-- Recorded information start --
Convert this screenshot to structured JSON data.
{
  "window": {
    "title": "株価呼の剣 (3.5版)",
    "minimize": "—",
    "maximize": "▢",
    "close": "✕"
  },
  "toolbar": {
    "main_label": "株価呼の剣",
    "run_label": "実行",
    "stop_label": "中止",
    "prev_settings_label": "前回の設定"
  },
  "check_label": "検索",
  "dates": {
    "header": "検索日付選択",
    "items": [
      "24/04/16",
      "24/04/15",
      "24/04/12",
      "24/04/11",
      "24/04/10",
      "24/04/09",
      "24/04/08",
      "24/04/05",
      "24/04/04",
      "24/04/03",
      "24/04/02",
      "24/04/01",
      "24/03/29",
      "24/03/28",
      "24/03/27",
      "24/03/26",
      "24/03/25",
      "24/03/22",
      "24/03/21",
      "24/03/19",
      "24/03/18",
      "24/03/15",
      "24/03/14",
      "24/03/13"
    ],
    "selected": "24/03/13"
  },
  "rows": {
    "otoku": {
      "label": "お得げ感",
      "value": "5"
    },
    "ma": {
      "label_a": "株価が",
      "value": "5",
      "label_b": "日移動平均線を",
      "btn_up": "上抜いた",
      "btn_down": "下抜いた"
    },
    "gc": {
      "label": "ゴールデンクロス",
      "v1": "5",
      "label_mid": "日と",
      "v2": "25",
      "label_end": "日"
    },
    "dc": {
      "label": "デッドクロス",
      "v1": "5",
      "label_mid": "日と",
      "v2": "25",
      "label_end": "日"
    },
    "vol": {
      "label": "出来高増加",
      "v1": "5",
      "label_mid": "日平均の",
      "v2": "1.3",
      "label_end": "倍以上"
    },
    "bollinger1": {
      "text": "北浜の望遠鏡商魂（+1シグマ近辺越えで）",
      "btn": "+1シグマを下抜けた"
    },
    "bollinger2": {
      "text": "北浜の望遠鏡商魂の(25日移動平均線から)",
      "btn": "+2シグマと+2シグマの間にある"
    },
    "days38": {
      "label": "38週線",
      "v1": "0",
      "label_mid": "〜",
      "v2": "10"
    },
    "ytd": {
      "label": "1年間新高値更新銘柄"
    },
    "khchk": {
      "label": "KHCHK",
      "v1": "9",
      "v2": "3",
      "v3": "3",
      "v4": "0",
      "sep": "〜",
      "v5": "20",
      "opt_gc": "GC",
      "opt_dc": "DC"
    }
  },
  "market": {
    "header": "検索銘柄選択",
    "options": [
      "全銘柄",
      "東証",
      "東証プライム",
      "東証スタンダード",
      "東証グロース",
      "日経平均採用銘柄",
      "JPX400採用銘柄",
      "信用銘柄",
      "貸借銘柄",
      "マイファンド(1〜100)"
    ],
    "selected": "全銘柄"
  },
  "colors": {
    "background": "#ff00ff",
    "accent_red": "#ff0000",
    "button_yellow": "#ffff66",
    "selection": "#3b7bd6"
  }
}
-- Recorded information end --
Task directions: Every entry must be quoted exactly as it appears above.

Answer to the task:
Convert this screenshot to structured JSON data.
{
  "window": {
    "title": "株価呼の剣 (3.5版)",
    "minimize": "—",
    "maximize": "▢",
    "close": "✕"
  },
  "toolbar": {
    "main_label": "株価呼の剣",
    "run_label": "実行",
    "stop_label": "中止",
    "prev_settings_label": "前回の設定"
  },
  "check_label": "検索",
  "dates": {
    "header": "検索日付選択",
    "items": [
      "24/04/16",
      "24/04/15",
      "24/04/12",
      "24/04/11",
      "24/04/10",
      "24/04/09",
      "24/04/08",
      "24/04/05",
      "24/04/04",
      "24/04/03",
      "24/04/02",
      "24/04/01",
      "24/03/29",
      "24/03/28",
      "24/03/27",
      "24/03/26",
      "24/03/25",
      "24/03/22",
      "24/03/21",
      "24/03/19",
      "24/03/18",
      "24/03/15",
      "24/03/14",
      "24/03/13"
    ],
    "selected": "24/03/13"
  },
  "rows": {
    "otoku": {
      "label": "お得げ感",
      "value": "5"
    },
    "ma": {
      "label_a": "株価が",
      "value": "5",
      "label_b": "日移動平均線を",
      "btn_up": "上抜いた",
      "btn_down": "下抜いた"
    },
    "gc": {
      "label": "ゴールデンクロス",
      "v1": "5",
      "label_mid": "日と",
      "v2": "25",
      "label_end": "日"
    },
    "dc": {
      "label": "デッドクロス",
      "v1": "5",
      "label_mid": "日と",
      "v2": "25",
      "label_end": "日"
    },
    "vol": {
      "label": "出来高増加",
      "v1": "5",
      "label_mid": "日平均の",
      "v2": "1.3",
      "label_end": "倍以上"
    },
    "bollinger1": {
      "text": "北浜の望遠鏡商魂（+1シグマ近辺越えで）",
      "btn": "+1シグマを下抜けた"
    },
    "bollinger2": {
      "text": "北浜の望遠鏡商魂の(25日移動平均線から)",
      "btn": "+2シグマと+2シグマの間にある"
    },
    "days38": {
      "label": "38週線",
      "v1": "0",
      "label_mid": "〜",
      "v2": "10"
    },
    "ytd": {
      "label": "1年間新高値更新銘柄"
    },
    "khchk": {
      "label": "KHCHK",
      "v1": "9",
      "v2": "3",
      "v3": "3",
      "v4": "0",
      "sep": "〜",
      "v5": "20",
      "opt_gc": "GC",
      "opt_dc": "DC"
    }
  },
  "market": {
    "header": "検索銘柄選択",
    "options": [
      "全銘柄",
      "東証",
      "東証プライム",
      "東証スタンダード",
      "東証グロース",
      "日経平均採用銘柄",
      "JPX400採用銘柄",
      "信用銘柄",
      "貸借銘柄",
      "マイファンド(1〜100)"
    ],
    "selected": "全銘柄"
  },
  "colors": {
    "background": "#ff00ff",
    "accent_red": "#ff0000",
    "button_yellow": "#ffff66",
    "selection": "#3b7bd6"
  }
}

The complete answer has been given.